Supplied material:
= = =

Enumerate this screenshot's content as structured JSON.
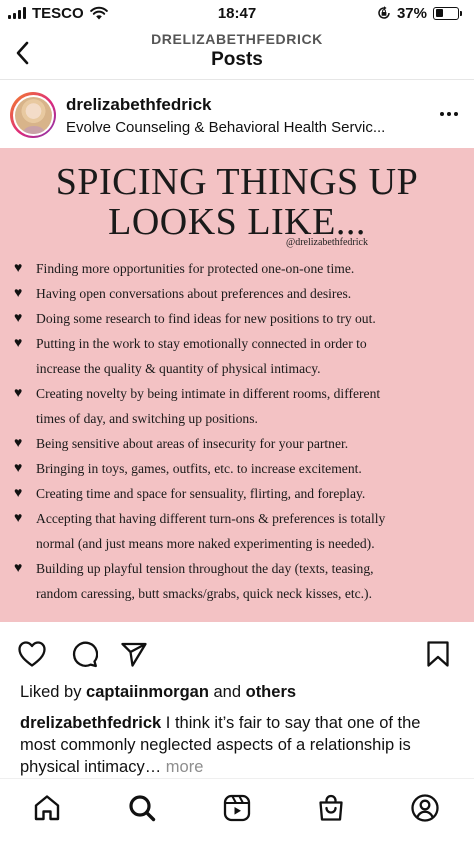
{
  "status_bar": {
    "carrier": "TESCO",
    "time": "18:47",
    "battery_percent": "37%",
    "battery_level": 0.37
  },
  "nav": {
    "subtitle": "DRELIZABETHFEDRICK",
    "title": "Posts"
  },
  "post": {
    "username": "drelizabethfedrick",
    "location": "Evolve Counseling & Behavioral Health Servic...",
    "image": {
      "title_line1": "SPICING THINGS UP",
      "title_line2": "LOOKS LIKE...",
      "handle": "@drelizabethfedrick",
      "tips": [
        {
          "lines": [
            "Finding more opportunities for protected one-on-one time."
          ]
        },
        {
          "lines": [
            "Having open conversations about preferences and desires."
          ]
        },
        {
          "lines": [
            "Doing some research to find ideas for new positions to try out."
          ]
        },
        {
          "lines": [
            "Putting in the work to stay emotionally connected in order to",
            "increase the quality & quantity of physical intimacy."
          ]
        },
        {
          "lines": [
            "Creating novelty by being intimate in different rooms, different",
            "times of day, and switching up positions."
          ]
        },
        {
          "lines": [
            "Being sensitive about areas of insecurity for your partner."
          ]
        },
        {
          "lines": [
            "Bringing in toys, games, outfits, etc. to increase excitement."
          ]
        },
        {
          "lines": [
            "Creating time and space for sensuality, flirting, and foreplay."
          ]
        },
        {
          "lines": [
            "Accepting that having different turn-ons & preferences is totally",
            "normal (and just means more naked experimenting is needed)."
          ]
        },
        {
          "lines": [
            "Building up playful tension throughout the day (texts, teasing,",
            "random caressing, butt smacks/grabs, quick neck kisses, etc.)."
          ]
        }
      ]
    },
    "likes": {
      "prefix": "Liked by ",
      "user": "captaiinmorgan",
      "middle": " and ",
      "others": "others"
    },
    "caption": {
      "user": "drelizabethfedrick",
      "text": " I think it’s fair to say that one of the most commonly neglected aspects of a relationship is physical intimacy…",
      "more": " more"
    }
  },
  "colors": {
    "post_background": "#f3c2c4",
    "text": "#111111",
    "muted": "#8e8e8e"
  },
  "icons": {
    "back": "chevron-left-icon",
    "more": "more-horizontal-icon",
    "like": "heart-icon",
    "comment": "comment-icon",
    "share": "send-icon",
    "save": "bookmark-icon",
    "tabs": [
      "home-icon",
      "search-icon",
      "reels-icon",
      "shop-icon",
      "profile-icon"
    ]
  }
}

= = =

Aim of the exercise: Scan the material above for the string "preferences" and return the lines that hold it.

Complete answer:
            "Having open conversations about preferences and desires."
            "Accepting that having different turn-ons & preferences is totally",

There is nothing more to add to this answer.